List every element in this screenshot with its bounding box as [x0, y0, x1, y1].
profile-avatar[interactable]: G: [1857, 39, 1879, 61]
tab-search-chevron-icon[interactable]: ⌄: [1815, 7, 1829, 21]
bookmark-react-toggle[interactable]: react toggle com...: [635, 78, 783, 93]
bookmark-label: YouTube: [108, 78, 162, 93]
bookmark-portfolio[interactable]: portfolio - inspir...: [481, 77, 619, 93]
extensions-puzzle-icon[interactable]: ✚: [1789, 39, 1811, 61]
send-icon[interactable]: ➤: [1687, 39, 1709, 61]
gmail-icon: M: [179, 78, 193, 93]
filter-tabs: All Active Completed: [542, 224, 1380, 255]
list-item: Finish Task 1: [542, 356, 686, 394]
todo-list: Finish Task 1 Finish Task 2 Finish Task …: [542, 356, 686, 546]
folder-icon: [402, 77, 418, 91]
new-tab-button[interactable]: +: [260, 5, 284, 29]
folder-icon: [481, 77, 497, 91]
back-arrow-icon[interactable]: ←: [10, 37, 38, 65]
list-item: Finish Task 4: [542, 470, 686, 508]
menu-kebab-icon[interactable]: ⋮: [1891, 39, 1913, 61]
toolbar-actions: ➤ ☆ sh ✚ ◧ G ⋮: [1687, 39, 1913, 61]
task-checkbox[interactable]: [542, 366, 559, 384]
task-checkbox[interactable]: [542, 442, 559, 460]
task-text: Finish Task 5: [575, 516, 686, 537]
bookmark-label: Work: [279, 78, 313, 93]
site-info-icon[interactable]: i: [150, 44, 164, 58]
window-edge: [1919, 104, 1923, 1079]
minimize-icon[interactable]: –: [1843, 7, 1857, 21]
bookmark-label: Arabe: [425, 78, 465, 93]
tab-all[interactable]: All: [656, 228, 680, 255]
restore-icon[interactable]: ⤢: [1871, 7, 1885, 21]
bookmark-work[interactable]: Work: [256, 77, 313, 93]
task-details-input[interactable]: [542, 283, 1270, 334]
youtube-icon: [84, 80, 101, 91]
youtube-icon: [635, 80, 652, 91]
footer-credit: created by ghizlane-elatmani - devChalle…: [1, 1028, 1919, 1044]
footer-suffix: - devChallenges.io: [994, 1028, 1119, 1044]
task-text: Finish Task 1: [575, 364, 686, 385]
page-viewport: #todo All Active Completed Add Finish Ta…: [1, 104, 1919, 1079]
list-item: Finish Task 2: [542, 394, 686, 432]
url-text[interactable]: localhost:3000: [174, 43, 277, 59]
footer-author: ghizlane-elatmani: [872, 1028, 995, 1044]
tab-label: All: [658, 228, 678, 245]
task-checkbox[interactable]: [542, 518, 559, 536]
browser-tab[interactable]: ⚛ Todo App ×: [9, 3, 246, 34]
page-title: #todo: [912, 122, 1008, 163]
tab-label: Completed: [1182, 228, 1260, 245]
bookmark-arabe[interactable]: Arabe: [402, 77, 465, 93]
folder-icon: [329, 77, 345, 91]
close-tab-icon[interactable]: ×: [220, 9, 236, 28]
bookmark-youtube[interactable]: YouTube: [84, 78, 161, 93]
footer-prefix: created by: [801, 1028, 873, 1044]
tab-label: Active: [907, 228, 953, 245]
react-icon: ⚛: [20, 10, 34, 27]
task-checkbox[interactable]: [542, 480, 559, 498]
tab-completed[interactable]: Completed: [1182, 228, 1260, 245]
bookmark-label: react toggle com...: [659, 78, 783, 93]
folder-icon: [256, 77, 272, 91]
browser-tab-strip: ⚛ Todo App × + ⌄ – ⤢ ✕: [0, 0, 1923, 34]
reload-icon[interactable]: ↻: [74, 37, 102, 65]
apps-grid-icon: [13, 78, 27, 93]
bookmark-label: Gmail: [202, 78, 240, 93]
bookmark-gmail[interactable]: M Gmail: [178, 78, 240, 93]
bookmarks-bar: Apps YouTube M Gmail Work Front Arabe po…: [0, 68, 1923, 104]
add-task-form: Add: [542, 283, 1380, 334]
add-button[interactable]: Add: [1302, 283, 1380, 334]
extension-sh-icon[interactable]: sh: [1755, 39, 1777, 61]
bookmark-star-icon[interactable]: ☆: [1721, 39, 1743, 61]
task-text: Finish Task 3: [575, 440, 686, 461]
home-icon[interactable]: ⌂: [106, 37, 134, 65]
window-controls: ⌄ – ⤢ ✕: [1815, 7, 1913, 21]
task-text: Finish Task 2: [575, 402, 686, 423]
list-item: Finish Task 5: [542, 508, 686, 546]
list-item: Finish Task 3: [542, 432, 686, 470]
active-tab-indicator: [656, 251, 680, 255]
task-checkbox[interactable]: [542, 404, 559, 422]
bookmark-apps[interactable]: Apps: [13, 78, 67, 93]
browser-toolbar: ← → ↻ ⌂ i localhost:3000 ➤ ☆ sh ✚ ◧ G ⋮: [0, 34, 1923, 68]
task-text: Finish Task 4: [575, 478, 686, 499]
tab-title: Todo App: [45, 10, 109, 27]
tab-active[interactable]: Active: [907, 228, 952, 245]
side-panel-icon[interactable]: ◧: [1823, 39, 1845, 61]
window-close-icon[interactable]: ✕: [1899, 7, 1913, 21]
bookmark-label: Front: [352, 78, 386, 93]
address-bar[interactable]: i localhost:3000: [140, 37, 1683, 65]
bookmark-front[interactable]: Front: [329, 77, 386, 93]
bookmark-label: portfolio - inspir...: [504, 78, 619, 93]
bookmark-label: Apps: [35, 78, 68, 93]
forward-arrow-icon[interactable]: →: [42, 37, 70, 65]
______________________________
WRITTEN INSTRUCTION. Copy out all of the data above, line by line, without changing a character.

EXERCISE OUTPUT.
List every element in this screenshot with its bounding box as [x0, y0, x1, y1].
profile-avatar[interactable]: G: [1857, 39, 1879, 61]
tab-search-chevron-icon[interactable]: ⌄: [1815, 7, 1829, 21]
bookmark-react-toggle[interactable]: react toggle com...: [635, 78, 783, 93]
bookmark-label: YouTube: [108, 78, 162, 93]
bookmark-portfolio[interactable]: portfolio - inspir...: [481, 77, 619, 93]
extensions-puzzle-icon[interactable]: ✚: [1789, 39, 1811, 61]
send-icon[interactable]: ➤: [1687, 39, 1709, 61]
gmail-icon: M: [179, 78, 193, 93]
filter-tabs: All Active Completed: [542, 224, 1380, 255]
list-item: Finish Task 1: [542, 356, 686, 394]
todo-list: Finish Task 1 Finish Task 2 Finish Task …: [542, 356, 686, 546]
folder-icon: [402, 77, 418, 91]
new-tab-button[interactable]: +: [260, 5, 284, 29]
folder-icon: [481, 77, 497, 91]
back-arrow-icon[interactable]: ←: [10, 37, 38, 65]
list-item: Finish Task 4: [542, 470, 686, 508]
menu-kebab-icon[interactable]: ⋮: [1891, 39, 1913, 61]
toolbar-actions: ➤ ☆ sh ✚ ◧ G ⋮: [1687, 39, 1913, 61]
task-checkbox[interactable]: [542, 366, 559, 384]
task-checkbox[interactable]: [542, 442, 559, 460]
task-text: Finish Task 5: [575, 516, 686, 537]
bookmark-label: Work: [279, 78, 313, 93]
site-info-icon[interactable]: i: [150, 44, 164, 58]
window-edge: [1919, 104, 1923, 1079]
minimize-icon[interactable]: –: [1843, 7, 1857, 21]
bookmark-label: Arabe: [425, 78, 465, 93]
tab-all[interactable]: All: [656, 228, 680, 255]
restore-icon[interactable]: ⤢: [1871, 7, 1885, 21]
bookmark-work[interactable]: Work: [256, 77, 313, 93]
task-details-input[interactable]: [542, 283, 1270, 334]
youtube-icon: [84, 80, 101, 91]
youtube-icon: [635, 80, 652, 91]
footer-credit: created by ghizlane-elatmani - devChalle…: [1, 1028, 1919, 1044]
footer-suffix: - devChallenges.io: [994, 1028, 1119, 1044]
task-text: Finish Task 1: [575, 364, 686, 385]
page-viewport: #todo All Active Completed Add Finish Ta…: [1, 104, 1919, 1079]
list-item: Finish Task 2: [542, 394, 686, 432]
url-text[interactable]: localhost:3000: [174, 43, 277, 59]
footer-author: ghizlane-elatmani: [872, 1028, 995, 1044]
tab-label: All: [658, 228, 678, 245]
task-checkbox[interactable]: [542, 518, 559, 536]
browser-tab[interactable]: ⚛ Todo App ×: [9, 3, 246, 34]
page-title: #todo: [912, 122, 1008, 163]
tab-label: Completed: [1182, 228, 1260, 245]
bookmark-arabe[interactable]: Arabe: [402, 77, 465, 93]
folder-icon: [329, 77, 345, 91]
close-tab-icon[interactable]: ×: [220, 9, 236, 28]
bookmark-youtube[interactable]: YouTube: [84, 78, 161, 93]
footer-prefix: created by: [801, 1028, 873, 1044]
tab-label: Active: [907, 228, 953, 245]
react-icon: ⚛: [20, 10, 34, 27]
task-checkbox[interactable]: [542, 480, 559, 498]
tab-completed[interactable]: Completed: [1182, 228, 1260, 245]
bookmark-label: react toggle com...: [659, 78, 783, 93]
folder-icon: [256, 77, 272, 91]
browser-tab-strip: ⚛ Todo App × + ⌄ – ⤢ ✕: [0, 0, 1923, 34]
reload-icon[interactable]: ↻: [74, 37, 102, 65]
apps-grid-icon: [13, 78, 27, 93]
bookmark-label: Gmail: [202, 78, 240, 93]
bookmark-gmail[interactable]: M Gmail: [178, 78, 240, 93]
bookmarks-bar: Apps YouTube M Gmail Work Front Arabe po…: [0, 68, 1923, 104]
add-task-form: Add: [542, 283, 1380, 334]
add-button[interactable]: Add: [1302, 283, 1380, 334]
extension-sh-icon[interactable]: sh: [1755, 39, 1777, 61]
bookmark-star-icon[interactable]: ☆: [1721, 39, 1743, 61]
task-text: Finish Task 3: [575, 440, 686, 461]
home-icon[interactable]: ⌂: [106, 37, 134, 65]
window-controls: ⌄ – ⤢ ✕: [1815, 7, 1913, 21]
task-text: Finish Task 2: [575, 402, 686, 423]
list-item: Finish Task 5: [542, 508, 686, 546]
list-item: Finish Task 3: [542, 432, 686, 470]
active-tab-indicator: [656, 251, 680, 255]
task-checkbox[interactable]: [542, 404, 559, 422]
bookmark-apps[interactable]: Apps: [13, 78, 67, 93]
browser-toolbar: ← → ↻ ⌂ i localhost:3000 ➤ ☆ sh ✚ ◧ G ⋮: [0, 34, 1923, 68]
task-text: Finish Task 4: [575, 478, 686, 499]
tab-title: Todo App: [45, 10, 109, 27]
tab-active[interactable]: Active: [907, 228, 952, 245]
side-panel-icon[interactable]: ◧: [1823, 39, 1845, 61]
window-close-icon[interactable]: ✕: [1899, 7, 1913, 21]
bookmark-label: Front: [352, 78, 386, 93]
address-bar[interactable]: i localhost:3000: [140, 37, 1683, 65]
bookmark-front[interactable]: Front: [329, 77, 386, 93]
bookmark-label: portfolio - inspir...: [504, 78, 619, 93]
bookmark-label: Apps: [35, 78, 68, 93]
forward-arrow-icon[interactable]: →: [42, 37, 70, 65]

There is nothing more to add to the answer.